## Task to carry out
Can you transcribe the data exactly? Leave the pictures out.

---+---

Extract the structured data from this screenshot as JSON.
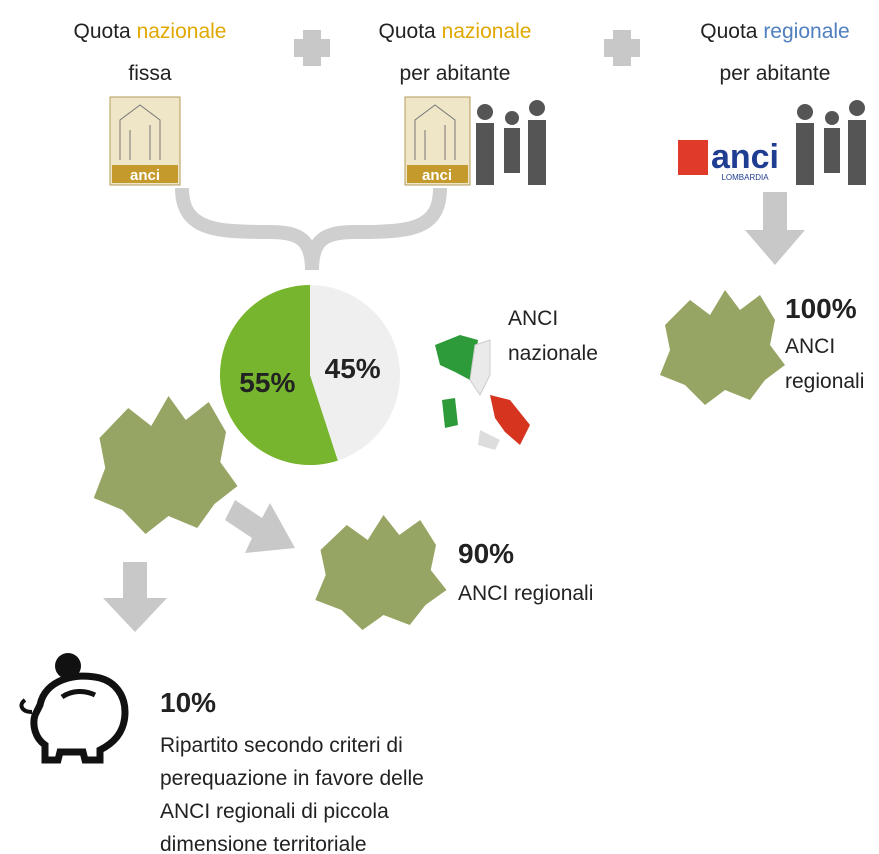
{
  "columns": [
    {
      "line1": [
        "Quota ",
        "nazionale"
      ],
      "line2": "fissa"
    },
    {
      "line1": [
        "Quota ",
        "nazionale"
      ],
      "line2": "per abitante"
    },
    {
      "line1": [
        "Quota ",
        "regionale"
      ],
      "line2": "per abitante"
    }
  ],
  "logos": [
    "anci",
    "anci",
    "anci",
    "LOMBARDIA"
  ],
  "pie": {
    "values": [
      55,
      45
    ],
    "value_labels": [
      "55%",
      "45%"
    ],
    "colors": [
      "#77b52e",
      "#efefef"
    ]
  },
  "national": [
    "ANCI",
    "nazionale"
  ],
  "regional_full": {
    "percent": "100%",
    "lines": [
      "ANCI",
      "regionali"
    ]
  },
  "regional_90": {
    "percent": "90%",
    "label": "ANCI regionali"
  },
  "equalization": {
    "percent": "10%",
    "lines": [
      "Ripartito secondo criteri di",
      "perequazione in favore delle",
      "ANCI regionali di piccola",
      "dimensione territoriale"
    ]
  }
}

---+---

## Full answer
Extract the structured data from this screenshot as JSON.
{
  "columns": [
    {
      "line1": [
        "Quota ",
        "nazionale"
      ],
      "line2": "fissa"
    },
    {
      "line1": [
        "Quota ",
        "nazionale"
      ],
      "line2": "per abitante"
    },
    {
      "line1": [
        "Quota ",
        "regionale"
      ],
      "line2": "per abitante"
    }
  ],
  "logos": [
    "anci",
    "anci",
    "anci",
    "LOMBARDIA"
  ],
  "pie": {
    "values": [
      55,
      45
    ],
    "value_labels": [
      "55%",
      "45%"
    ],
    "colors": [
      "#77b52e",
      "#efefef"
    ]
  },
  "national": [
    "ANCI",
    "nazionale"
  ],
  "regional_full": {
    "percent": "100%",
    "lines": [
      "ANCI",
      "regionali"
    ]
  },
  "regional_90": {
    "percent": "90%",
    "label": "ANCI regionali"
  },
  "equalization": {
    "percent": "10%",
    "lines": [
      "Ripartito secondo criteri di",
      "perequazione in favore delle",
      "ANCI regionali di piccola",
      "dimensione territoriale"
    ]
  }
}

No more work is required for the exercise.